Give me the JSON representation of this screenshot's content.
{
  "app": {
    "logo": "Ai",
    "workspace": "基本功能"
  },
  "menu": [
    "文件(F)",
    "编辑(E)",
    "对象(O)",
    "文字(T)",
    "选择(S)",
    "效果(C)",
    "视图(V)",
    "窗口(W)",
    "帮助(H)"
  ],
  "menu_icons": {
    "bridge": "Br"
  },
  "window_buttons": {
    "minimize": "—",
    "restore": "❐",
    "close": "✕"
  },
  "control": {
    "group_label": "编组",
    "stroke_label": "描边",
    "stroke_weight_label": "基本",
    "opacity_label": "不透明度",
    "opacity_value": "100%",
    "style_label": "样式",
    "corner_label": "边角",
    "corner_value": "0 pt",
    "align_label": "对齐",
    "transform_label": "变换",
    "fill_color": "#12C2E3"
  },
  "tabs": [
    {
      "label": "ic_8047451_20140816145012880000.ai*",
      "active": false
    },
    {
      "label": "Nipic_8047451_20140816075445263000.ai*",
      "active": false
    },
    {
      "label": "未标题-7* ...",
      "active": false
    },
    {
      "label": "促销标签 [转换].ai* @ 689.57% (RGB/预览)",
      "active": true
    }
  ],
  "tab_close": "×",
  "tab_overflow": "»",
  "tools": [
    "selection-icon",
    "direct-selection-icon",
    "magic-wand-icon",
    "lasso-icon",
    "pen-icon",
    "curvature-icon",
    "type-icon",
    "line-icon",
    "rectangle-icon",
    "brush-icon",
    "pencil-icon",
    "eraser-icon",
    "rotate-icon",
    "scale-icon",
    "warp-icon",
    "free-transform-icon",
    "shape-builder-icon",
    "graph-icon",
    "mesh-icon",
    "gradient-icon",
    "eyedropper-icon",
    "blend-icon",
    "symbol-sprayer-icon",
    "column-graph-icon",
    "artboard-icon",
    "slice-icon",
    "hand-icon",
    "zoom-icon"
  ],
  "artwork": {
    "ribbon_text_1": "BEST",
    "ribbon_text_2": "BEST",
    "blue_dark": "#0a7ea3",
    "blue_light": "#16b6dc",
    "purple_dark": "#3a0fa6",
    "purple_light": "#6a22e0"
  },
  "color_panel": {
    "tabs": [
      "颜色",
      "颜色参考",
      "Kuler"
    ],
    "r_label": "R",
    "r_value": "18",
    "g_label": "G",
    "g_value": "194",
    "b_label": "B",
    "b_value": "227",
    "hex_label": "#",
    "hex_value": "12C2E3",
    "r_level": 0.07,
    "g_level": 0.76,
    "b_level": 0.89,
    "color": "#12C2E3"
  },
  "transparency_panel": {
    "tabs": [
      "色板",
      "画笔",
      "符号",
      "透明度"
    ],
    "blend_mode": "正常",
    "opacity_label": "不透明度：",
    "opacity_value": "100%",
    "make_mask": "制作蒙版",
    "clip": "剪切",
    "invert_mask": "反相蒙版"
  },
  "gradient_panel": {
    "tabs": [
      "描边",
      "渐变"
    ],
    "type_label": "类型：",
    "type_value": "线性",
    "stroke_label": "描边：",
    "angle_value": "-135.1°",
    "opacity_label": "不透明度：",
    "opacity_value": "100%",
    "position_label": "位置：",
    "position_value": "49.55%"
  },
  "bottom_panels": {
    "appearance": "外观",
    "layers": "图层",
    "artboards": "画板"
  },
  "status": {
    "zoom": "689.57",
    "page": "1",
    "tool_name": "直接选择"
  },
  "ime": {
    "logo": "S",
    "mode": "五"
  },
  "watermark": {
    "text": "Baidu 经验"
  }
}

> What you should do
The data above must be returned in full, exactly as written.

> Full output
Give me the JSON representation of this screenshot's content.
{
  "app": {
    "logo": "Ai",
    "workspace": "基本功能"
  },
  "menu": [
    "文件(F)",
    "编辑(E)",
    "对象(O)",
    "文字(T)",
    "选择(S)",
    "效果(C)",
    "视图(V)",
    "窗口(W)",
    "帮助(H)"
  ],
  "menu_icons": {
    "bridge": "Br"
  },
  "window_buttons": {
    "minimize": "—",
    "restore": "❐",
    "close": "✕"
  },
  "control": {
    "group_label": "编组",
    "stroke_label": "描边",
    "stroke_weight_label": "基本",
    "opacity_label": "不透明度",
    "opacity_value": "100%",
    "style_label": "样式",
    "corner_label": "边角",
    "corner_value": "0 pt",
    "align_label": "对齐",
    "transform_label": "变换",
    "fill_color": "#12C2E3"
  },
  "tabs": [
    {
      "label": "ic_8047451_20140816145012880000.ai*",
      "active": false
    },
    {
      "label": "Nipic_8047451_20140816075445263000.ai*",
      "active": false
    },
    {
      "label": "未标题-7* ...",
      "active": false
    },
    {
      "label": "促销标签 [转换].ai* @ 689.57% (RGB/预览)",
      "active": true
    }
  ],
  "tab_close": "×",
  "tab_overflow": "»",
  "tools": [
    "selection-icon",
    "direct-selection-icon",
    "magic-wand-icon",
    "lasso-icon",
    "pen-icon",
    "curvature-icon",
    "type-icon",
    "line-icon",
    "rectangle-icon",
    "brush-icon",
    "pencil-icon",
    "eraser-icon",
    "rotate-icon",
    "scale-icon",
    "warp-icon",
    "free-transform-icon",
    "shape-builder-icon",
    "graph-icon",
    "mesh-icon",
    "gradient-icon",
    "eyedropper-icon",
    "blend-icon",
    "symbol-sprayer-icon",
    "column-graph-icon",
    "artboard-icon",
    "slice-icon",
    "hand-icon",
    "zoom-icon"
  ],
  "artwork": {
    "ribbon_text_1": "BEST",
    "ribbon_text_2": "BEST",
    "blue_dark": "#0a7ea3",
    "blue_light": "#16b6dc",
    "purple_dark": "#3a0fa6",
    "purple_light": "#6a22e0"
  },
  "color_panel": {
    "tabs": [
      "颜色",
      "颜色参考",
      "Kuler"
    ],
    "r_label": "R",
    "r_value": "18",
    "g_label": "G",
    "g_value": "194",
    "b_label": "B",
    "b_value": "227",
    "hex_label": "#",
    "hex_value": "12C2E3",
    "r_level": 0.07,
    "g_level": 0.76,
    "b_level": 0.89,
    "color": "#12C2E3"
  },
  "transparency_panel": {
    "tabs": [
      "色板",
      "画笔",
      "符号",
      "透明度"
    ],
    "blend_mode": "正常",
    "opacity_label": "不透明度：",
    "opacity_value": "100%",
    "make_mask": "制作蒙版",
    "clip": "剪切",
    "invert_mask": "反相蒙版"
  },
  "gradient_panel": {
    "tabs": [
      "描边",
      "渐变"
    ],
    "type_label": "类型：",
    "type_value": "线性",
    "stroke_label": "描边：",
    "angle_value": "-135.1°",
    "opacity_label": "不透明度：",
    "opacity_value": "100%",
    "position_label": "位置：",
    "position_value": "49.55%"
  },
  "bottom_panels": {
    "appearance": "外观",
    "layers": "图层",
    "artboards": "画板"
  },
  "status": {
    "zoom": "689.57",
    "page": "1",
    "tool_name": "直接选择"
  },
  "ime": {
    "logo": "S",
    "mode": "五"
  },
  "watermark": {
    "text": "Baidu 经验"
  }
}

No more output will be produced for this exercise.